TEKST STRONY
----------------

Wymarzony ogród Moniki

Zdjęcia naszych ogrodów.
Zablokowany
Awatar użytkownika
Monika-Sz
1000p
1000p
Posty: 1313
Od: 4 maja 2013, o 22:46
Opryskiwacze MAROLEX: 0 szt.
Lokalizacja: Wawa

Re: Wymarzony ogród Moniki

Post »

Agnieszko-aage. Zgadzam się całkowicie i ponownie przytakuję, że w sprawie drzew trzeba - jeśli ktoś może sobie na to pozwolić- stawiać na wyższe.. ;:108 Jak wspomniałam- klona kupiłam ponad 2metrowego i od razu go widać.. Mógłby mieć nieco większą, bardziej rozbudowaną koronę-ale większych w sklepie nie mieli :wink: W lato kupiłam też jarzębinę- taka najzwyklejszą, ledwo do samochodu weszła, a wiozłam nim już 2metrowe drzwi.. Z tym, że jarzębina to cenowo prawie darmocha :lol:
Skontaktowałam się z producentem klonów, które obecnie mam na oku i niezwykle jestem ciekawa samej korony- na ile jest rozbudowana. Jednak za podaną cenę wysokość brzmi imponująco- 3-3.5 metra. Jak je posadzę, to od razu będzie "kawał drzewa" :wink: Tak jak pagórek z Crimson Sentry od razu nabrał wyrazu z ponad 2metrowym okazem, tak tutaj co najmniej 3 metrowe drzewa też zrobią zamieszanie na rogu działki ;:oj
Niestety pod względem roślin mam podobne zdanie do Twojego- a piszę niestety, bo roślin trzeba sporo a im większe się chce- tym wiadomo.. drożej. Na szczęście Mąż bywa czasem bardziej rozrzutny niż ja- jak pojechaliśmy po klona, to sam zdecydował, że trzeba kupić największego, jaki był w sprzedaży. Co mi pozostaje- chyba wezmę go na zakupy, jak będziemy jechać po cisy :;230 a potrzebujemy co najmniej 4 sztuki i nie widzę u siebie niższych niż metr.. ;:223

Agnieszko- aguniado, coś masz chandrę ostatnio.. ;:168 myślę, że potrzebujesz nieco słońca dla dobrego samopoczucia- ostatnie ponure dni, dodatkowo wietrzne- skutecznie dają nam w kość. Pozostaje nam jedynie się cieszyć, że to sam wiatr- a nie zadymka śnieżna.. Której- oby nie było!

----------------

WPISY ZBIORU DANYCH
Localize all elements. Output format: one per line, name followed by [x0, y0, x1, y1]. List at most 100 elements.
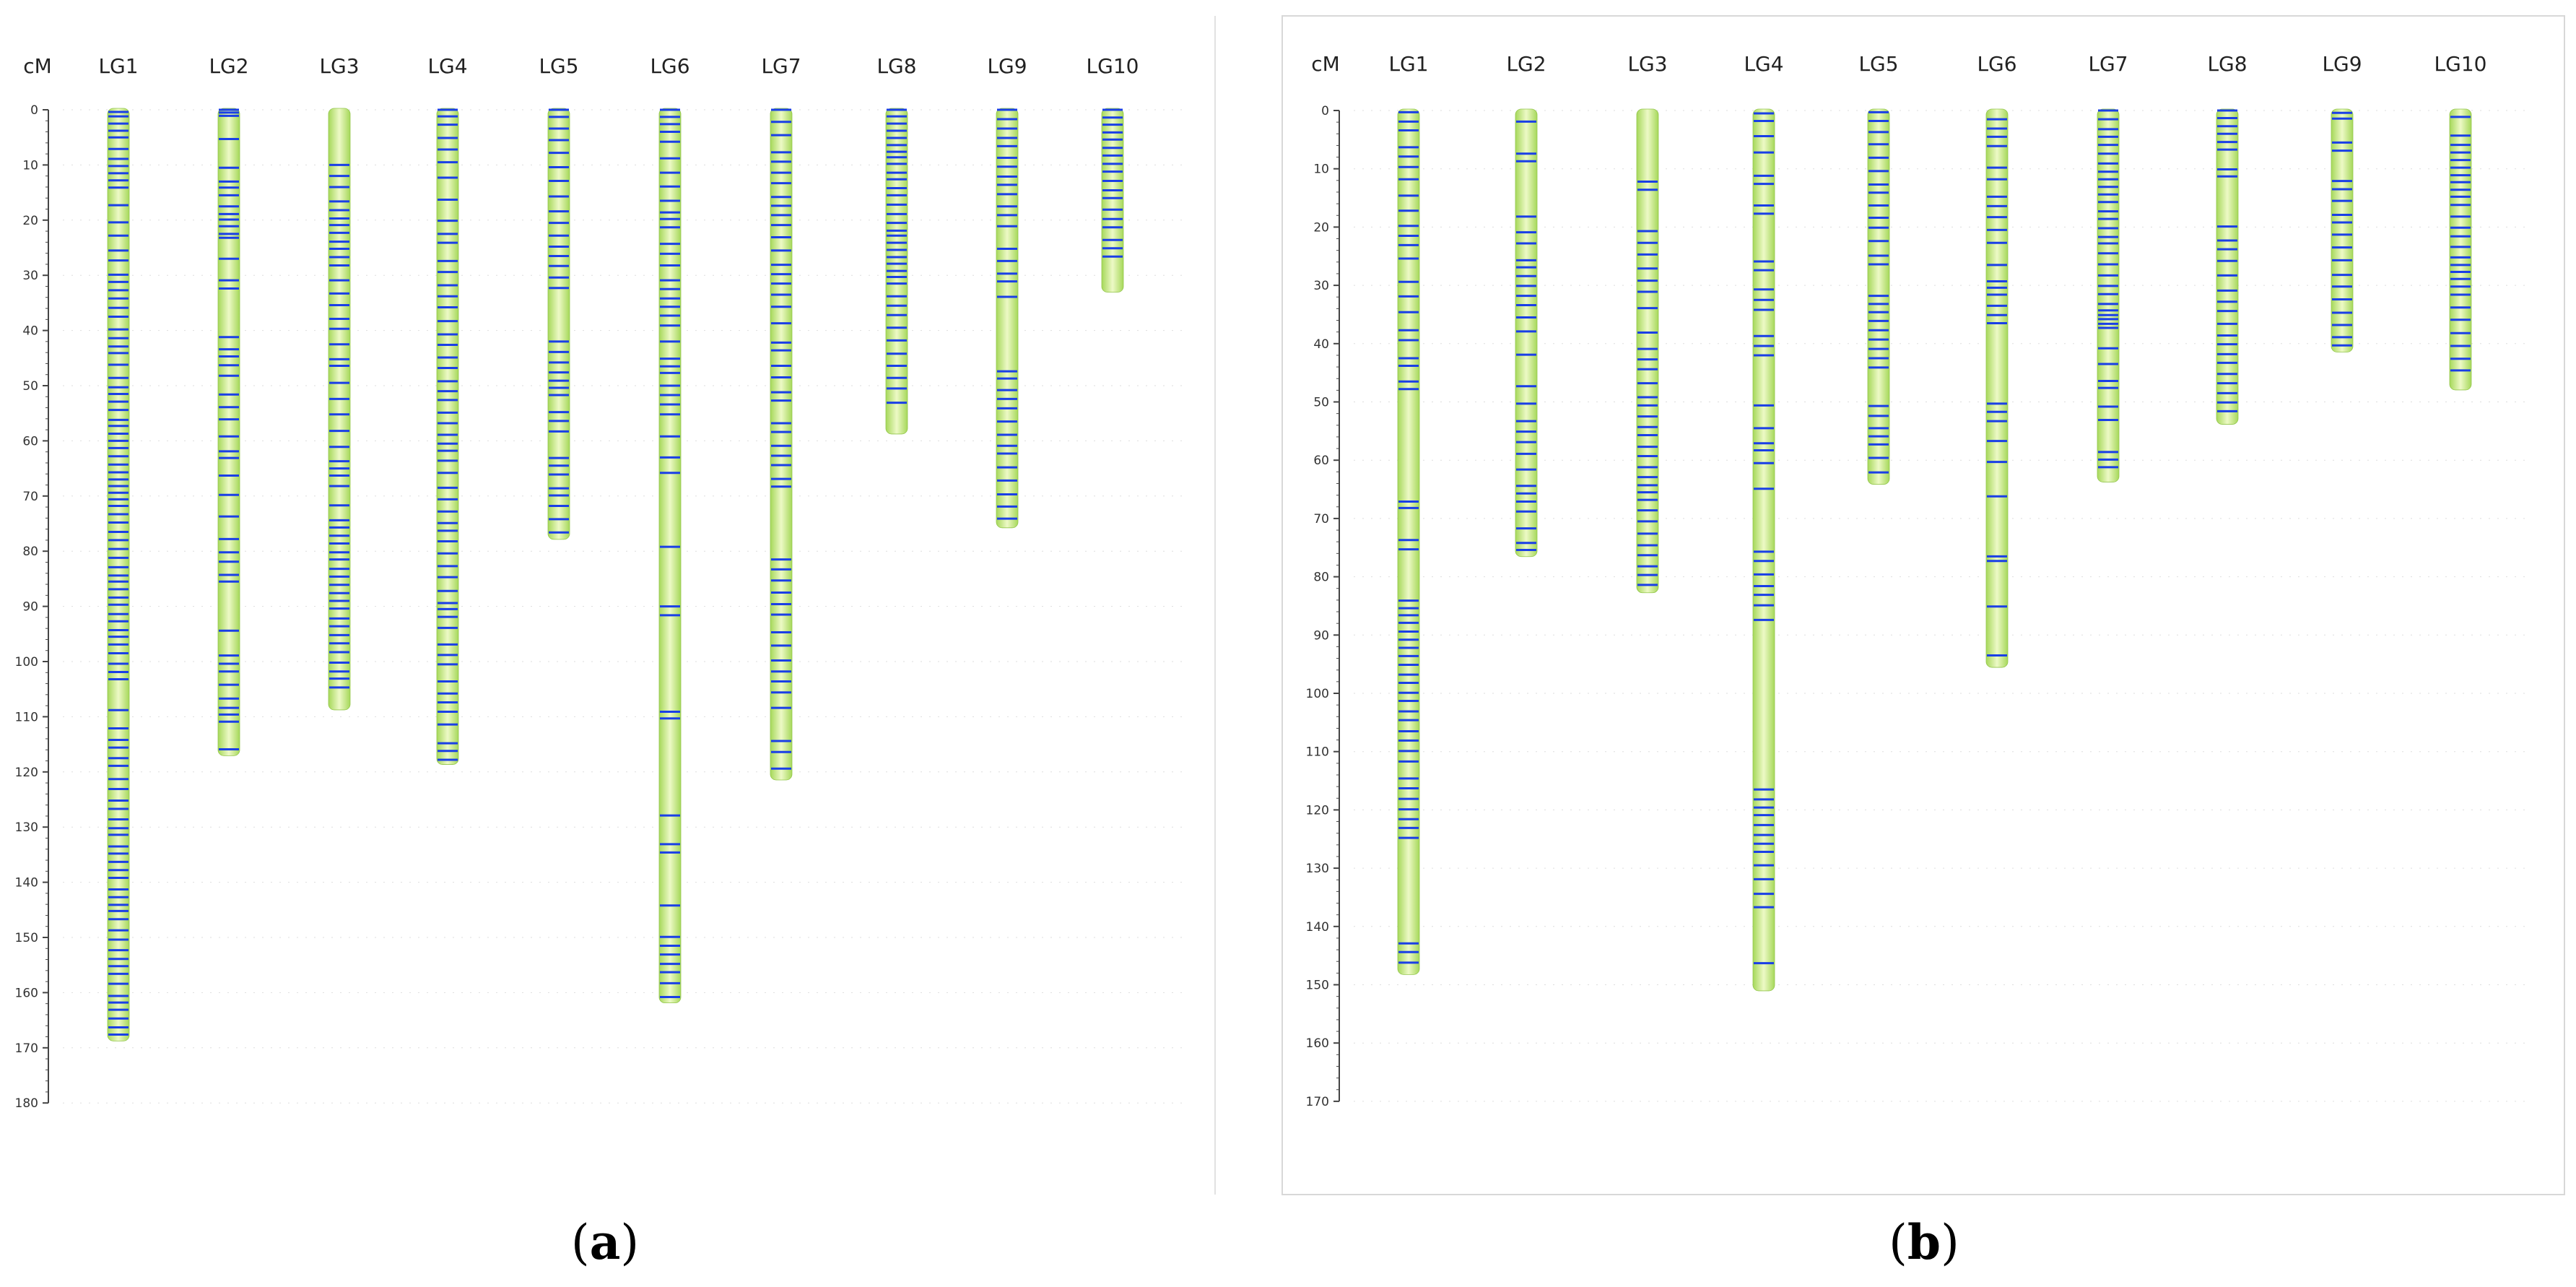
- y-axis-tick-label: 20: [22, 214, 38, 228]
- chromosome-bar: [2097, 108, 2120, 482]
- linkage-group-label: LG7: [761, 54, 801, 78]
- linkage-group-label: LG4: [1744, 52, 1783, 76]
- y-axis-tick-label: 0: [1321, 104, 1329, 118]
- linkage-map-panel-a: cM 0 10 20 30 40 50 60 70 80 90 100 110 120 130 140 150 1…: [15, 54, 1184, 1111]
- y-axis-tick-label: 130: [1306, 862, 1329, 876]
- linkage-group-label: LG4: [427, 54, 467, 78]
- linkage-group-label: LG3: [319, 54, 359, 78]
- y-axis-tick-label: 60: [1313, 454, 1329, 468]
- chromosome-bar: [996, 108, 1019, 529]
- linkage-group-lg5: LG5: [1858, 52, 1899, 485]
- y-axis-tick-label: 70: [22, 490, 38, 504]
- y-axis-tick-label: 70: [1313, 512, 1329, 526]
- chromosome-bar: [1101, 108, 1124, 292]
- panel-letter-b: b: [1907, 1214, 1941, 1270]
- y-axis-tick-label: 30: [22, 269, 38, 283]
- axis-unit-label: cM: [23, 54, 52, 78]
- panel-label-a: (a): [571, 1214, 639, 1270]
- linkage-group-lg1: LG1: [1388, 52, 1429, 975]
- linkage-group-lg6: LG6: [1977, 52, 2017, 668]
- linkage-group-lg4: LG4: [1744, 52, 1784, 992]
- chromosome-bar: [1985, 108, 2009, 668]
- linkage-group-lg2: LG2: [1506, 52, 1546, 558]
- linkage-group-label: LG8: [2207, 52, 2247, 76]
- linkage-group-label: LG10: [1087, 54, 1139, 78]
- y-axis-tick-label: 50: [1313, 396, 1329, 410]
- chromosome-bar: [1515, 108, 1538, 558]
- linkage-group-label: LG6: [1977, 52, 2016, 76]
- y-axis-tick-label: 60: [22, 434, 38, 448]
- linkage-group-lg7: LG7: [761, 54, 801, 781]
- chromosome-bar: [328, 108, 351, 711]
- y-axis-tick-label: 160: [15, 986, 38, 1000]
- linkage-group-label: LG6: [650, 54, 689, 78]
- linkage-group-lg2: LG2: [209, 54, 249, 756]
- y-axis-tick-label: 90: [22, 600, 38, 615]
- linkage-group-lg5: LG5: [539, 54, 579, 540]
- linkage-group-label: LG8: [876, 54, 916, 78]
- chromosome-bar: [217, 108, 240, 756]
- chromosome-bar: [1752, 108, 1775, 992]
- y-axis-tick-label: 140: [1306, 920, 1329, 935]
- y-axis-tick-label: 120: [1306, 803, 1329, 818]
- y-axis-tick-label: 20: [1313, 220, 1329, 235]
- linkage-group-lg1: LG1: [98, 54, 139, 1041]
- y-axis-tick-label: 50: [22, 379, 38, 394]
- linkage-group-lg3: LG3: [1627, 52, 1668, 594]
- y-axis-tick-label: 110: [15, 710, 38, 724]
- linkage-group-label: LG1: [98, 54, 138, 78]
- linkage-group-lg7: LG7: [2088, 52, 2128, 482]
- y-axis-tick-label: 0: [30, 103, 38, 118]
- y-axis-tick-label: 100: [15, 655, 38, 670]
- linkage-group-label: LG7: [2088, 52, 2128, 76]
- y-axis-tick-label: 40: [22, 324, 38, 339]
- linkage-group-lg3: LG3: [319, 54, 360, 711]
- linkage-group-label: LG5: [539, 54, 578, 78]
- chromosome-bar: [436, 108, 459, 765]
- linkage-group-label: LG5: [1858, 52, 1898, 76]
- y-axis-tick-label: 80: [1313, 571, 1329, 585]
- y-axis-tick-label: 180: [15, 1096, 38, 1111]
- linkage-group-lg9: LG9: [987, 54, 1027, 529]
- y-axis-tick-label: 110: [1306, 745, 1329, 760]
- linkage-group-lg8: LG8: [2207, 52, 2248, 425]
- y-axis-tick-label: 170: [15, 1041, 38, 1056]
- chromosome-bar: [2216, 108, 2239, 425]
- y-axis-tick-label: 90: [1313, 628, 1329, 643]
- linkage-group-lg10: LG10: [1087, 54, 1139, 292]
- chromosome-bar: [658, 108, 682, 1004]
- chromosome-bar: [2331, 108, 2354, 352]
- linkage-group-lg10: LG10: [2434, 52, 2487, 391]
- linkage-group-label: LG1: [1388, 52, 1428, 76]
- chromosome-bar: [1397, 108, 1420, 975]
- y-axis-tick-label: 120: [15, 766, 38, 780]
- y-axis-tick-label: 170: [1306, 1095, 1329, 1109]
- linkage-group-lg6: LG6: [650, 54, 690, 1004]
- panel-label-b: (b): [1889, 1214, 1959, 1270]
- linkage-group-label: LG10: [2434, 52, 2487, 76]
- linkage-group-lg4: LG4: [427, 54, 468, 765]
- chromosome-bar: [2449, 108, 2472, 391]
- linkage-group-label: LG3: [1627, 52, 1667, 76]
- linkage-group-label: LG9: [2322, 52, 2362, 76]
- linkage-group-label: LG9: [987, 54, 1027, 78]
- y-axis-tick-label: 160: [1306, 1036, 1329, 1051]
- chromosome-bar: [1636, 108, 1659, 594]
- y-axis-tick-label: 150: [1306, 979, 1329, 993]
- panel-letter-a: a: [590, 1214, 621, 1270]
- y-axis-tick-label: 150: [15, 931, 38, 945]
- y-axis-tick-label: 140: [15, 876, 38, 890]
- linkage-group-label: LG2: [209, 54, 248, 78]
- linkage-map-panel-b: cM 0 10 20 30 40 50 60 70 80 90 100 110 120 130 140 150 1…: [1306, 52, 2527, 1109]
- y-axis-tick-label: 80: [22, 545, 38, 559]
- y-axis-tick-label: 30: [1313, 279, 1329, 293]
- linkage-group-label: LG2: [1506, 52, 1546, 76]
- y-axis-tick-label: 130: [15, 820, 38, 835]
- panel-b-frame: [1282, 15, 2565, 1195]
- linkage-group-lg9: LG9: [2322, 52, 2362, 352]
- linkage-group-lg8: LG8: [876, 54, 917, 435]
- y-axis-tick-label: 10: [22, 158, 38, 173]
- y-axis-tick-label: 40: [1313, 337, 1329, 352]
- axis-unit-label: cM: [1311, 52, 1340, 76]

----------------

ZADANIE A
Wymień wszystkie nazwy roślin, które pojawiają się w poście o ogrodzie Moniki.
ZADANIE B
Rozwiń post o ogrodzie Moniki, dopisując jego dalszy ciąg po ostatnim zdaniu.

ODPOWIEDŹ A
klon, jarzębina, Crimson Sentry, cisy

ODPOWIEDŹ B
Bardzo się cieszę, że jednak zechciałaś chociaż na chwilkę mnie odwiedzić ;:196
Ehh, jeszcze chwila, a ruszymy z łopatami do ogrodu :tan Ja się śmieję, że mnie z ogródka wygonić mogą jedynie komary.. lekki deszczyk mnie nie rusza- no ewentualnie ulewa, czy burza. Chociaż tej wiosny jak zaczął padać deszcz i przerwał mi prace, to siedziałam w altance i czekałam, aż przejdzie dalej- przestało padać- a ja w rabaty ;:134

Akceptujesz rabatę przy wjeździe..? ;:180
Nie do końca wiem, co to mają być za krzewy, które umieściłam na rysunku- pod klony dałam niskiego berberysa czerwonego, a po lewej stronie lilaka palibina- ale to tak dla zobaczenia kształtu- a odnośnie gatunku- nie do końca jestem pewna..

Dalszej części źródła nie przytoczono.